GIVEN RECORDS
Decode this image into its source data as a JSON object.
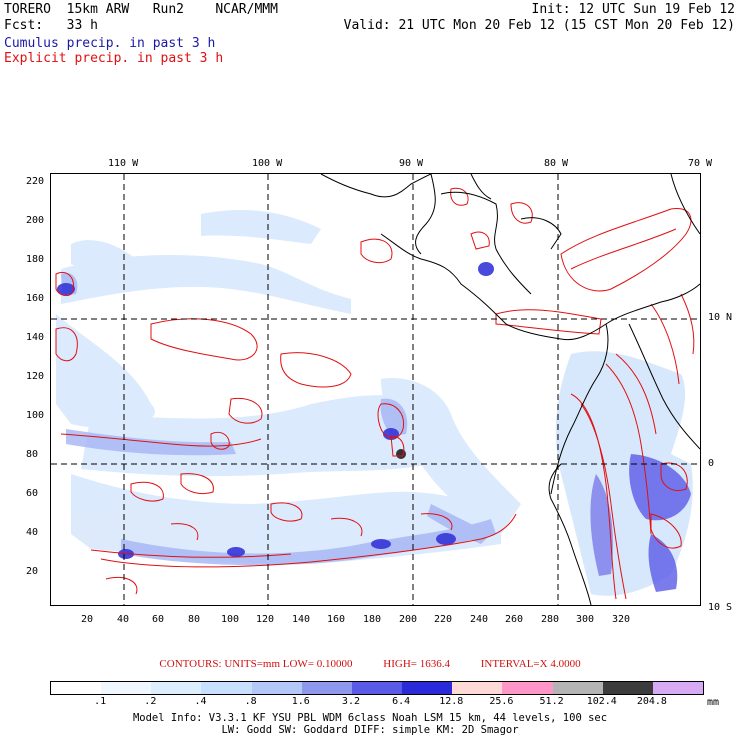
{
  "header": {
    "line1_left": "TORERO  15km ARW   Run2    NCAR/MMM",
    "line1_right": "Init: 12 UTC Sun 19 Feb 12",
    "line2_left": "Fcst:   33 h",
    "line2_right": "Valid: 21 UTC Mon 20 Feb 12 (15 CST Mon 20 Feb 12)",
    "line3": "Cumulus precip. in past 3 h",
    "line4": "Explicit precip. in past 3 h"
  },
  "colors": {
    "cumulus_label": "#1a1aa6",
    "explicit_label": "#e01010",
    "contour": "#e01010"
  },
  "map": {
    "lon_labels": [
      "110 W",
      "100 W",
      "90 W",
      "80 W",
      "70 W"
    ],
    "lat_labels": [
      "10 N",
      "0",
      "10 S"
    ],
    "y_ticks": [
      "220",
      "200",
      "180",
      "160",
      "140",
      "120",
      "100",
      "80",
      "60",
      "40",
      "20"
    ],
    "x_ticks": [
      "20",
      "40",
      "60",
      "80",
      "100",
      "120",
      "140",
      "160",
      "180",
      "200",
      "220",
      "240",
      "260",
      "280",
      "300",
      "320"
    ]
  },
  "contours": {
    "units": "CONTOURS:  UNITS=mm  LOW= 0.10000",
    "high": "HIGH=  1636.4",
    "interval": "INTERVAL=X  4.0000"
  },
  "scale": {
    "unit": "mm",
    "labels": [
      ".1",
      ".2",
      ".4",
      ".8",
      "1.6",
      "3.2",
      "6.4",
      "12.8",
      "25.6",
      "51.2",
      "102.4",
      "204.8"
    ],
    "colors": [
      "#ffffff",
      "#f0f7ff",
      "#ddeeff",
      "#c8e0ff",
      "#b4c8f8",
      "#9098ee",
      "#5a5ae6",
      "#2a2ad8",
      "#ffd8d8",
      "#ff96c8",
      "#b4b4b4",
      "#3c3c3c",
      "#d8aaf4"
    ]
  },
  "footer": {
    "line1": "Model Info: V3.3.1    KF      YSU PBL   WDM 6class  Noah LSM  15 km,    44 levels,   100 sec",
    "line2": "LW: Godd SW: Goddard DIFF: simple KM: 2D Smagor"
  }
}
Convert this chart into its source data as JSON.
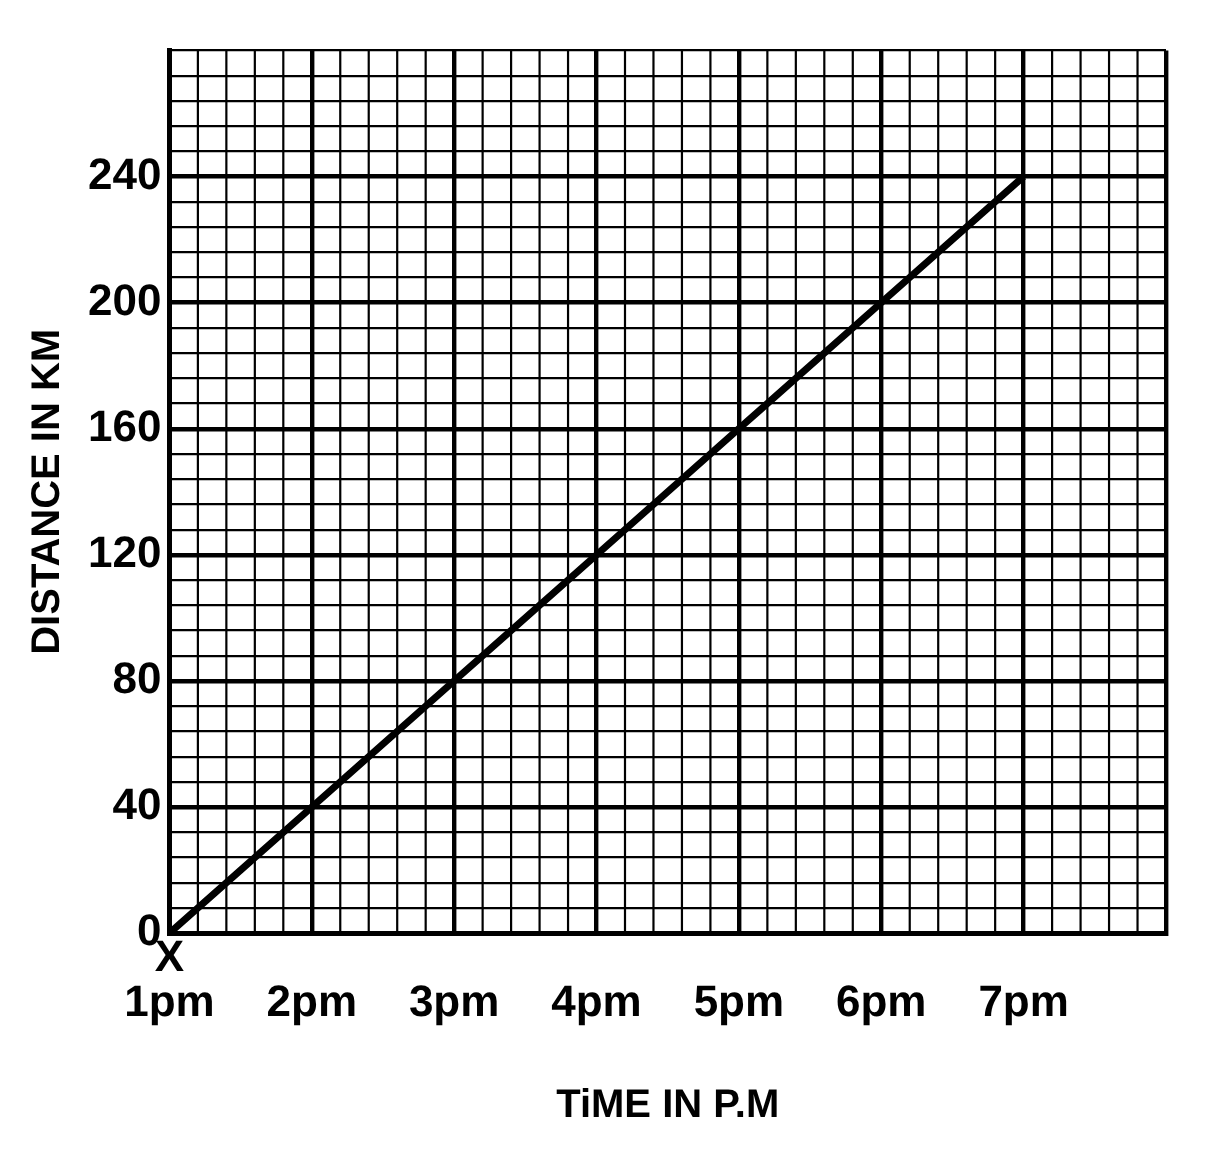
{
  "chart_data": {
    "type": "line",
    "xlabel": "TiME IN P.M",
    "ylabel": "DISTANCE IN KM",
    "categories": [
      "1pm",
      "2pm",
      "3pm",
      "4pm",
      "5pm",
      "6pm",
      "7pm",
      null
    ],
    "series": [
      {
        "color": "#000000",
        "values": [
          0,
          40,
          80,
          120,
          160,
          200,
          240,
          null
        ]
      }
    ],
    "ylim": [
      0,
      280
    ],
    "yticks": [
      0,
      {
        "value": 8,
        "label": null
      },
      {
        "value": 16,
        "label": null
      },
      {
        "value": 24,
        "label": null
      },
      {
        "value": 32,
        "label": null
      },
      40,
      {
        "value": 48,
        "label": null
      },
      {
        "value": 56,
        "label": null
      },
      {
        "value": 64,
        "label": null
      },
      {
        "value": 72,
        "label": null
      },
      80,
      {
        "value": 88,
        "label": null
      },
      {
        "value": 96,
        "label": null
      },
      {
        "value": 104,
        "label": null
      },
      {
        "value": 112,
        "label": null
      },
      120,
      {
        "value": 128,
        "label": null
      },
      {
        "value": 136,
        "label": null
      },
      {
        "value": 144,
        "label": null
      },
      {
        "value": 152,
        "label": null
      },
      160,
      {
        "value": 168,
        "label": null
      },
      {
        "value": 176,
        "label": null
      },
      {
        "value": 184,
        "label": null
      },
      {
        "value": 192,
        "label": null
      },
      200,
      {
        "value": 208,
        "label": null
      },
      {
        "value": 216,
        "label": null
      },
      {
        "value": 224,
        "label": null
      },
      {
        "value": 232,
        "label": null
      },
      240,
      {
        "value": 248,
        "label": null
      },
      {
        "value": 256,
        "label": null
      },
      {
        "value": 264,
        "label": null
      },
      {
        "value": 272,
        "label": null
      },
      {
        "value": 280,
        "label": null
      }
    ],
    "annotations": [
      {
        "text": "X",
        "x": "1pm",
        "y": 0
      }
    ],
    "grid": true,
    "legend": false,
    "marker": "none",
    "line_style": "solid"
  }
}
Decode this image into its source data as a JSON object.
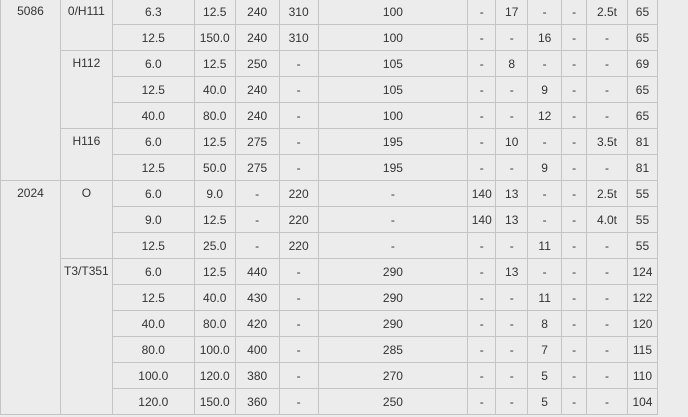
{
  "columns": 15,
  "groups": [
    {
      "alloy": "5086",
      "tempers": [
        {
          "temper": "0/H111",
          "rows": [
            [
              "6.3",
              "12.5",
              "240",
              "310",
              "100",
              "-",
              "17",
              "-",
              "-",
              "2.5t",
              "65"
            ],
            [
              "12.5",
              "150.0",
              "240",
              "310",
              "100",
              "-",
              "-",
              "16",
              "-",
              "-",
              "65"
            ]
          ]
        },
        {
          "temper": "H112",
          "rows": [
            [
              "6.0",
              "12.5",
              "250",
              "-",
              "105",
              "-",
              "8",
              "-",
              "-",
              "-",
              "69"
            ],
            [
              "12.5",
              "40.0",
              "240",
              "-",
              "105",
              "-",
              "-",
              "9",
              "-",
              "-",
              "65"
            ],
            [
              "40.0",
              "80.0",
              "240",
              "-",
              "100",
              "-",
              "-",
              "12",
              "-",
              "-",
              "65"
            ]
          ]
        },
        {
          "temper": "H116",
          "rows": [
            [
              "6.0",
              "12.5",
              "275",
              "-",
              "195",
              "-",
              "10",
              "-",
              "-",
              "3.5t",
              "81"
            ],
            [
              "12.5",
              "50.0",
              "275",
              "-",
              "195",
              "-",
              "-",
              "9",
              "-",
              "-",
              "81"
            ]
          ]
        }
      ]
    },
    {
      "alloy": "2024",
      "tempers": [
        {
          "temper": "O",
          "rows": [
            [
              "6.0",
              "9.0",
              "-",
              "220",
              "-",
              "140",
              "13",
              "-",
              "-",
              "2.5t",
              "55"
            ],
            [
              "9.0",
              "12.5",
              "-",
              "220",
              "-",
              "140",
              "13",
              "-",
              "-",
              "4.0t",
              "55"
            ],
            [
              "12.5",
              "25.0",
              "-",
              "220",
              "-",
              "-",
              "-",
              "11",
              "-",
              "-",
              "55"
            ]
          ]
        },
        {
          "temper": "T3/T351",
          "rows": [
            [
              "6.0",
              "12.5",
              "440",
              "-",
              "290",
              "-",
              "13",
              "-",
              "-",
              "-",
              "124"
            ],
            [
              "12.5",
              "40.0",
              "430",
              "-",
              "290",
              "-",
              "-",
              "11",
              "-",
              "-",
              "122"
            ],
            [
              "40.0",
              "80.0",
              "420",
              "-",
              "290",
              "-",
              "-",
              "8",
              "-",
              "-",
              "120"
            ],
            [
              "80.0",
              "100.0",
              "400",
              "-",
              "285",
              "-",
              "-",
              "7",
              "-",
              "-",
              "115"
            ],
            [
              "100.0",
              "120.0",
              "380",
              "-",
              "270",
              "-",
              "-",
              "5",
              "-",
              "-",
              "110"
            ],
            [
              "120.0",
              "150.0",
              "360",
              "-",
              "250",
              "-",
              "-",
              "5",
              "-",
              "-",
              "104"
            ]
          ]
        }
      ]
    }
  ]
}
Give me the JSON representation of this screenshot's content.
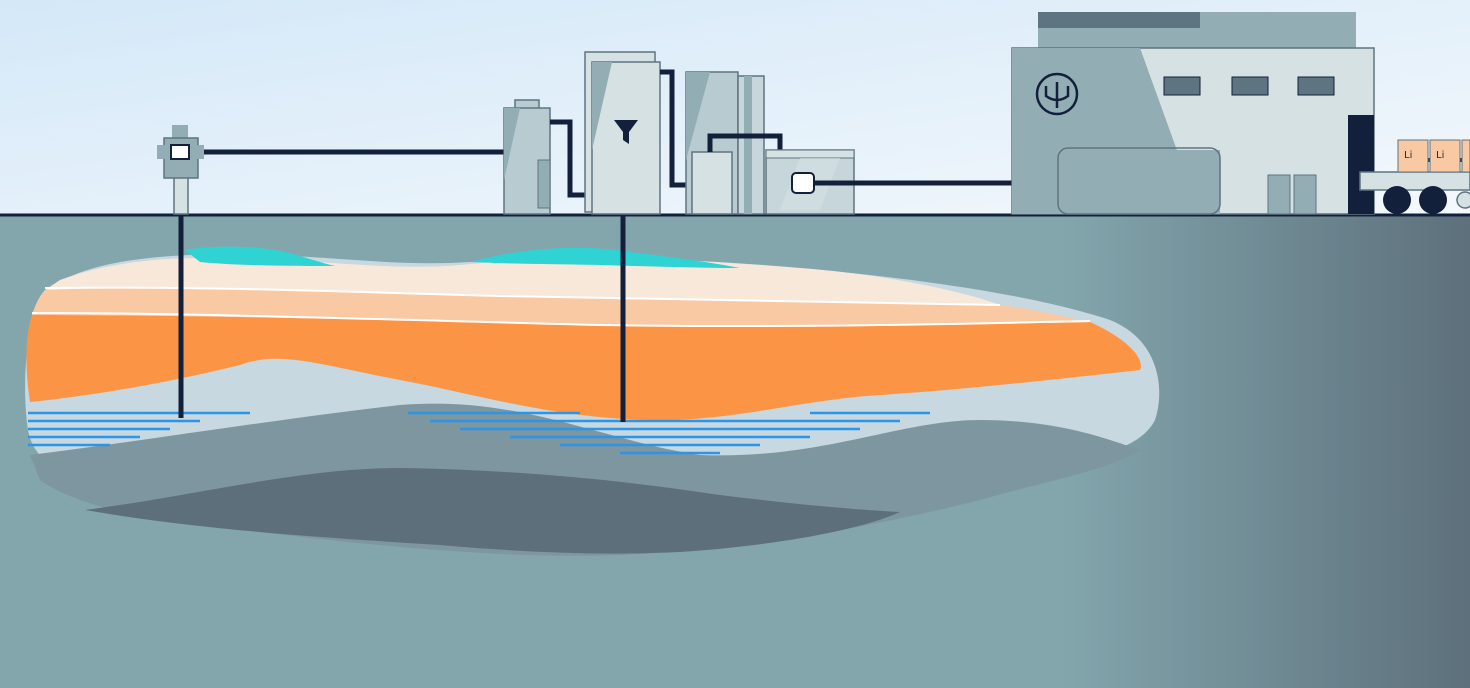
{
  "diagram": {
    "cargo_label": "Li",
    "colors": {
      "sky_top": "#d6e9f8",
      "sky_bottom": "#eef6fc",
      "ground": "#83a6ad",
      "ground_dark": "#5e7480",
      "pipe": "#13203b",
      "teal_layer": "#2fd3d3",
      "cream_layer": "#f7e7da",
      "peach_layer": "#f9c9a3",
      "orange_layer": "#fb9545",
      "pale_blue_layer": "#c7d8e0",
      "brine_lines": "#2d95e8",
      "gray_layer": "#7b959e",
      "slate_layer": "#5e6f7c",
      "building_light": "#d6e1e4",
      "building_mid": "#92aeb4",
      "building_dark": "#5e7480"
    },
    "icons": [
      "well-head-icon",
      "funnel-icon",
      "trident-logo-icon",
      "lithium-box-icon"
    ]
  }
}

YOUR TASK
Retype, without any picture, exactly the lines from the one with "Give me the" through the end of the entries, inclusive.

RESULT
Give me the JSON representation of this screenshot's content.
{
  "diagram": {
    "cargo_label": "Li",
    "colors": {
      "sky_top": "#d6e9f8",
      "sky_bottom": "#eef6fc",
      "ground": "#83a6ad",
      "ground_dark": "#5e7480",
      "pipe": "#13203b",
      "teal_layer": "#2fd3d3",
      "cream_layer": "#f7e7da",
      "peach_layer": "#f9c9a3",
      "orange_layer": "#fb9545",
      "pale_blue_layer": "#c7d8e0",
      "brine_lines": "#2d95e8",
      "gray_layer": "#7b959e",
      "slate_layer": "#5e6f7c",
      "building_light": "#d6e1e4",
      "building_mid": "#92aeb4",
      "building_dark": "#5e7480"
    },
    "icons": [
      "well-head-icon",
      "funnel-icon",
      "trident-logo-icon",
      "lithium-box-icon"
    ]
  }
}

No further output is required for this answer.